## DESCRIPTION OF THE TASK
Check each line of the records below and collect those that include the word "Cloud".
-- Begin DATA TO USE --
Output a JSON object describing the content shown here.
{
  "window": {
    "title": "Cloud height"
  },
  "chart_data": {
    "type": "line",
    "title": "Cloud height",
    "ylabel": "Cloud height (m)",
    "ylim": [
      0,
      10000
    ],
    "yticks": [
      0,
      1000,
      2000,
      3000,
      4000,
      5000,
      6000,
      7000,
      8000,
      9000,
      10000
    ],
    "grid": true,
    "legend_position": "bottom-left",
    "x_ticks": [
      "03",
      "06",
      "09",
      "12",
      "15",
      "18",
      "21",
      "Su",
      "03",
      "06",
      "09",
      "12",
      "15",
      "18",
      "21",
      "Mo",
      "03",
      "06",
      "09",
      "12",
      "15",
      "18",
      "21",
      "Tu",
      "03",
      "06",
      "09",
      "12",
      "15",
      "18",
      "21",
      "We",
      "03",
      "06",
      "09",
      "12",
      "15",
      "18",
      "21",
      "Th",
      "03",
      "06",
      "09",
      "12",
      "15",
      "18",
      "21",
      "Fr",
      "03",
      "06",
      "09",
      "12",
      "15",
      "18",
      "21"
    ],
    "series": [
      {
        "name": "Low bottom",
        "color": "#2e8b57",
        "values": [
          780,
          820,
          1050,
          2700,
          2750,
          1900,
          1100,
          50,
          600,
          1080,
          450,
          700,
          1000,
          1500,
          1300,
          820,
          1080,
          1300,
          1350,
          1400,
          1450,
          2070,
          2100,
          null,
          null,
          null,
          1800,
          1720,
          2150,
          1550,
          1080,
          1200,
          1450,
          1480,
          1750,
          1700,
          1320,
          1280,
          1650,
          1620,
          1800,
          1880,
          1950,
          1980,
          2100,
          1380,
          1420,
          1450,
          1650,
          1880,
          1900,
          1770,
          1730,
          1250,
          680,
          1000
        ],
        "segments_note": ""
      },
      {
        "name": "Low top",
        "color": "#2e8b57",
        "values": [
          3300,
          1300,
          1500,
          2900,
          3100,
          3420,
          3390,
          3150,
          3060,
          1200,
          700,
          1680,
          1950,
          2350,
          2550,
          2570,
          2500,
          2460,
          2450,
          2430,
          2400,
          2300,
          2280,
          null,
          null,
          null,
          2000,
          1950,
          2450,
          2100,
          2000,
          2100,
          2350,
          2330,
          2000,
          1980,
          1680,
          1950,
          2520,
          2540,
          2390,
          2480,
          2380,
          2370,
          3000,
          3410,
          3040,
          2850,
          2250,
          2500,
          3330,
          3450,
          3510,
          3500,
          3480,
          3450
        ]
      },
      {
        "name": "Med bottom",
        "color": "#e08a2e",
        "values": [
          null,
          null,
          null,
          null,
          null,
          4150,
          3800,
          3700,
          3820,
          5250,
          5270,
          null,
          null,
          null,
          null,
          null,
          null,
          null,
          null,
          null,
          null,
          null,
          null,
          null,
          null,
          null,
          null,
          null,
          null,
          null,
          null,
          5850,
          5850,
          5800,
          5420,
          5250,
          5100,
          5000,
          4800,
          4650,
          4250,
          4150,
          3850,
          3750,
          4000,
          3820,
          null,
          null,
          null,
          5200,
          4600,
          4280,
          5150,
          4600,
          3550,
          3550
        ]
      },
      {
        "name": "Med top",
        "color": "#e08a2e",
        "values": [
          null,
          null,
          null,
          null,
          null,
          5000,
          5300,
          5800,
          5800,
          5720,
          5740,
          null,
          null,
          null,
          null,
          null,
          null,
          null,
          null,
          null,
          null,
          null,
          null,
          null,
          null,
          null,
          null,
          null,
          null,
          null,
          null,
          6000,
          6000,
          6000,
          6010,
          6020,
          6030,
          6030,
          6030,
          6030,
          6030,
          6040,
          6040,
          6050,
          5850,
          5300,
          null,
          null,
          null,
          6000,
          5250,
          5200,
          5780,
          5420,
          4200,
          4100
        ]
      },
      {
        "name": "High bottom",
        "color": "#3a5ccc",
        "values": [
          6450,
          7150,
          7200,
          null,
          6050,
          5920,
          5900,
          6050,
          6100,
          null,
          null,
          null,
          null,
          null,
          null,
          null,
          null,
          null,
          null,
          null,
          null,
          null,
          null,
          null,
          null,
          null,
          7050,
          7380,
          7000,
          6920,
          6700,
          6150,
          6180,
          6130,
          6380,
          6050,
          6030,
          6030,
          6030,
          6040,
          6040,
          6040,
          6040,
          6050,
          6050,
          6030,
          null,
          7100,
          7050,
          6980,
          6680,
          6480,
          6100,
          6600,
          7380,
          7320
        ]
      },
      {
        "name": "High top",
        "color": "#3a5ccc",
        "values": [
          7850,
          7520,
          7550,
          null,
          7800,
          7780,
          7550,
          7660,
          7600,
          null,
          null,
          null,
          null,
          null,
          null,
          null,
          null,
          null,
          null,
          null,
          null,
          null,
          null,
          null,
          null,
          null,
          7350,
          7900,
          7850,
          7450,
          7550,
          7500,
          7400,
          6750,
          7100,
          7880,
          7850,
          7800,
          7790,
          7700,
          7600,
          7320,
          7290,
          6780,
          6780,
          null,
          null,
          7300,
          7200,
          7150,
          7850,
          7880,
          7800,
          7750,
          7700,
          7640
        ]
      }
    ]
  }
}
-- End DATA TO USE --
## THE RESULT
    "title": "Cloud height"
    "title": "Cloud height",
    "ylabel": "Cloud height (m)",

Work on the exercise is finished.